> [WHAT THE TASK REQUIRES]: Repeat the full listing, word for word.

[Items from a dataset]
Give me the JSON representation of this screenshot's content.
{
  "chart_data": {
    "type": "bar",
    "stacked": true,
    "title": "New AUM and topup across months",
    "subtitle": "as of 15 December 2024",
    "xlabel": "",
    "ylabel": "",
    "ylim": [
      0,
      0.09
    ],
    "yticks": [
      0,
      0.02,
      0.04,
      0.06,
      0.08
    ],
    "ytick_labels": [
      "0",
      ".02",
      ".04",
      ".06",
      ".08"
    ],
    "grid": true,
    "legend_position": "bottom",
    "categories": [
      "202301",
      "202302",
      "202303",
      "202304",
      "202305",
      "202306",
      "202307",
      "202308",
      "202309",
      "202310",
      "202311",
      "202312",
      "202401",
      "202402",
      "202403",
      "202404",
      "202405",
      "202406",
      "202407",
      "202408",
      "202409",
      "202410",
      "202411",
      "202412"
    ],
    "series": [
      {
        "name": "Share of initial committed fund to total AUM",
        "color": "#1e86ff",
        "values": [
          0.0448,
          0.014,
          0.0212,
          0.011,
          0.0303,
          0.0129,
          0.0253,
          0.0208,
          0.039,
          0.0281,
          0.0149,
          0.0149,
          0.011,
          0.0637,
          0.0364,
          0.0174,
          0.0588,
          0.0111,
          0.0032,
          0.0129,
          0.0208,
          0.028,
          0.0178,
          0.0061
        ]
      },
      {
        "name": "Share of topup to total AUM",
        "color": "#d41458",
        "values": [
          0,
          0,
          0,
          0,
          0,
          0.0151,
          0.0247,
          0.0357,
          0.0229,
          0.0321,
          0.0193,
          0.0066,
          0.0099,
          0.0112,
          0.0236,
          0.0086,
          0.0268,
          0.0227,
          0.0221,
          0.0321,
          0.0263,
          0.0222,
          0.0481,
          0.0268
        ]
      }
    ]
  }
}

> [WRITTEN SOLUTION]:
Give me the JSON representation of this screenshot's content.
{
  "chart_data": {
    "type": "bar",
    "stacked": true,
    "title": "New AUM and topup across months",
    "subtitle": "as of 15 December 2024",
    "xlabel": "",
    "ylabel": "",
    "ylim": [
      0,
      0.09
    ],
    "yticks": [
      0,
      0.02,
      0.04,
      0.06,
      0.08
    ],
    "ytick_labels": [
      "0",
      ".02",
      ".04",
      ".06",
      ".08"
    ],
    "grid": true,
    "legend_position": "bottom",
    "categories": [
      "202301",
      "202302",
      "202303",
      "202304",
      "202305",
      "202306",
      "202307",
      "202308",
      "202309",
      "202310",
      "202311",
      "202312",
      "202401",
      "202402",
      "202403",
      "202404",
      "202405",
      "202406",
      "202407",
      "202408",
      "202409",
      "202410",
      "202411",
      "202412"
    ],
    "series": [
      {
        "name": "Share of initial committed fund to total AUM",
        "color": "#1e86ff",
        "values": [
          0.0448,
          0.014,
          0.0212,
          0.011,
          0.0303,
          0.0129,
          0.0253,
          0.0208,
          0.039,
          0.0281,
          0.0149,
          0.0149,
          0.011,
          0.0637,
          0.0364,
          0.0174,
          0.0588,
          0.0111,
          0.0032,
          0.0129,
          0.0208,
          0.028,
          0.0178,
          0.0061
        ]
      },
      {
        "name": "Share of topup to total AUM",
        "color": "#d41458",
        "values": [
          0,
          0,
          0,
          0,
          0,
          0.0151,
          0.0247,
          0.0357,
          0.0229,
          0.0321,
          0.0193,
          0.0066,
          0.0099,
          0.0112,
          0.0236,
          0.0086,
          0.0268,
          0.0227,
          0.0221,
          0.0321,
          0.0263,
          0.0222,
          0.0481,
          0.0268
        ]
      }
    ]
  }
}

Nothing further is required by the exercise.